(PAGE)
Twitter

Friday, February 18, 2011

Things that disgust me

People who come in to my workplace without showering in the last forever
The Black Eye Peas
Lady Goo Goo
Twilight fans
Michael Moore
Sarah Palin
Mysterious smells on the bus
People who think they are mythical creatures
Bipolar weather
Parents who yell at their kids in public rest rooms or hit them with cardboard boxes in Smiths Marketplace
Exams with material not covered in the book or class
Rice cakes
PETA

Sunday, February 13, 2011

Big trucks and big jerks

Why is it that big trucks make people feel entitled to be big jerks? Ive been cut off and nearly rear ended by tailgating big moustached truck driving gun toting camo wearing pure blooded american as apple pie republican cowboys more times this week than i can count. My wife was treated like dirt on the bottom of this idiots boots for asking him politly to move his stupid ford truck out of our designated parking spot. He didnt apologize or let alone acknowledge her presence. What gives you the right to treAt people this way? Do you think that the fact that your belt buckle is bigger than your brain you can do whatever you want? From this week on im cowboyist for sure. Prove me wrong you half a dozen jerks that have ruined my week, prove me wrong.

Tuesday, February 8, 2011

Angry customers

Today I dealt with the worst customer I've ever met. He approached me hostile and looking for trouble and looking to trip me up. He set traps for me and then insulted me. His wife stood there with a smug look on her face and let him do it too. I tried to stay calm but I was red in the face and my hands shook uncontrolably. Finally I stood up for myself and put him in his place and he backed down. What a terrible day at work.

(TASK PROMPT) Give the title of each post on the blog page, together with the date shown above it. Rely solely on the blog page when responding.

(STORED DATA)
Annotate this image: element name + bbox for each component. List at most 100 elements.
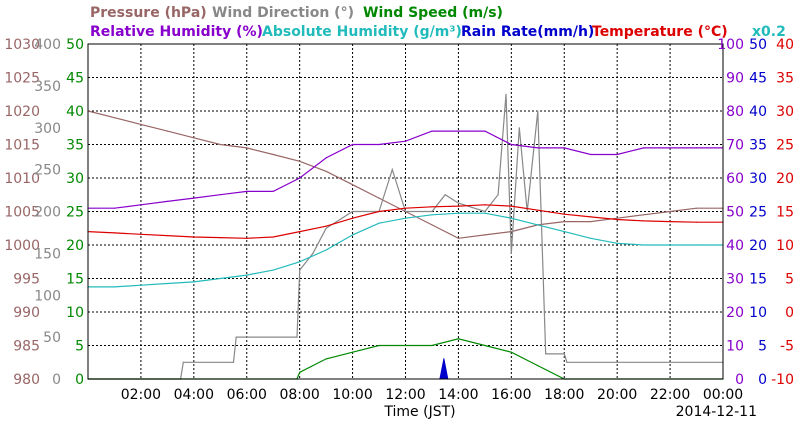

(OUTPUT)
- Things that disgust me: Friday, February 18, 2011
- Big trucks and big jerks: Sunday, February 13, 2011
- Angry customers: Tuesday, February 8, 2011